--- TRECHO DO TEXTO ---

Juiz de Fora

sexta-feira, 20 de maio de 2011

Teleco, o coelhinho (ou por que Rubião não se inspirou em Kafka)



É muito comum se afirmar que Murilo Rubião (1916-91), um escritor brasileiro de contos "fantásticos" e do absurdo, já resenhado aqui, teria se inspirado em Franz Kafka (1883-1924), autor de Metamorfose e de O processo, que dispensam maiores apresentações. A comparação - e a suspeita - são mais do que justas, embora o escritor mineiro tenha dito que não havia ainda lido Kafka quando da publicação de seus primeiros contos (1947). Após ler quase toda  a obra completa do escritor mineiro, e também os dois clássicos do escritor tcheco, vou deixar aqui um trecho que demonstra, a meu ver, que Rubião escrevia coisas estranhas ao universo sombrio do habitante da Europa central do início do século XX.




Teleco, o coelhinho

- Moço, me dá um cigarro?

A voz era sumida, quase um sussurro. Permaneci na mesma posição em que me encontrava, frente ao mar, absorvido com ridículas lembranças.
O importuno pedinte insistia:
- Moço, oh! moço! Moço, me dá um cigarro?
Ainda com os olhos fixos na praia, resmunguei:
- Vá embora, moleque, senão chamo a polícia.
- Está bem, moço. Não se zangue. E, por favor, saia da minha frente, que eu também gosto de ver o mar.
Exasperou-me a insolência de quem assim me tratava e virei-me, disposto a escorraçá-lo com um pontapé. Fui desarmado, entretanto. Diante de mim estava um coelhinho cinzento, a me interpelar delicadamente:
- Você não dá é porque não tem, não é, moço?



"Você não dá é porque não tem, não é, moço?"!!!

---

PROBLEMA PROPOSTO 1 >>
Reproduza, sem nenhuma alteração, o trecho do texto sobre Murilo Rubião que vai de "Exasperou-me a insolência" até "- Você não dá é porque não tem, não é, moço?".
PROBLEMA PROPOSTO 2 >>
Segundo o texto sobre Murilo Rubião, em que ano foram publicados os primeiros contos do escritor mineiro?

--- MATERIAL FORNECIDO ---

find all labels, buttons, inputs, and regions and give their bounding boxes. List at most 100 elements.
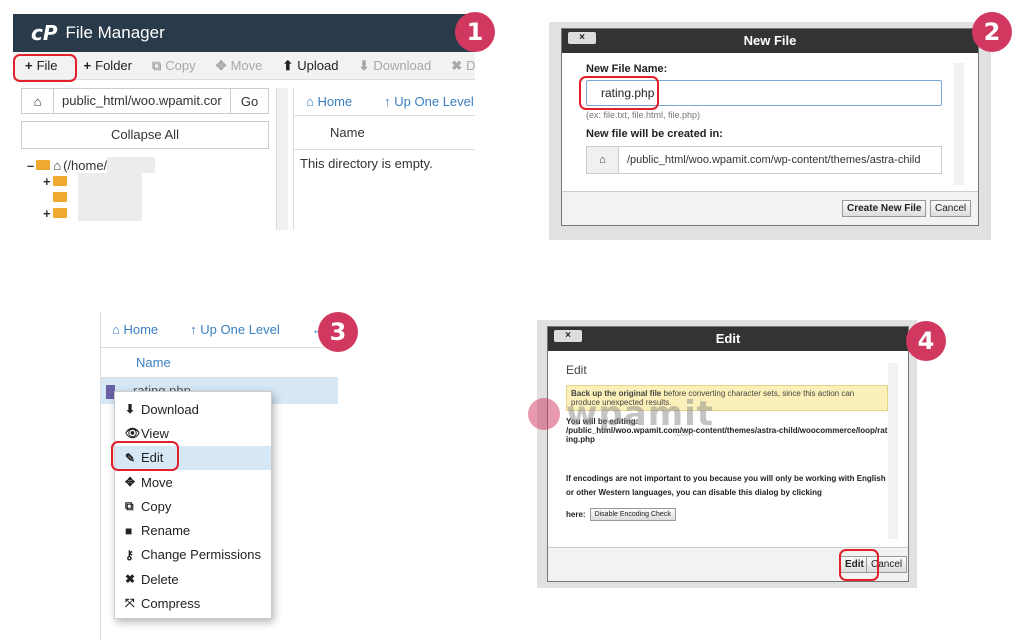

---

RESPOSTA 1 >>
Exasperou-me a insolência de quem assim me tratava e virei-me, disposto a escorraçá-lo com um pontapé. Fui desarmado, entretanto. Diante de mim estava um coelhinho cinzento, a me interpelar delicadamente:
- Você não dá é porque não tem, não é, moço?

RESPOSTA 2 >>
Em 1947.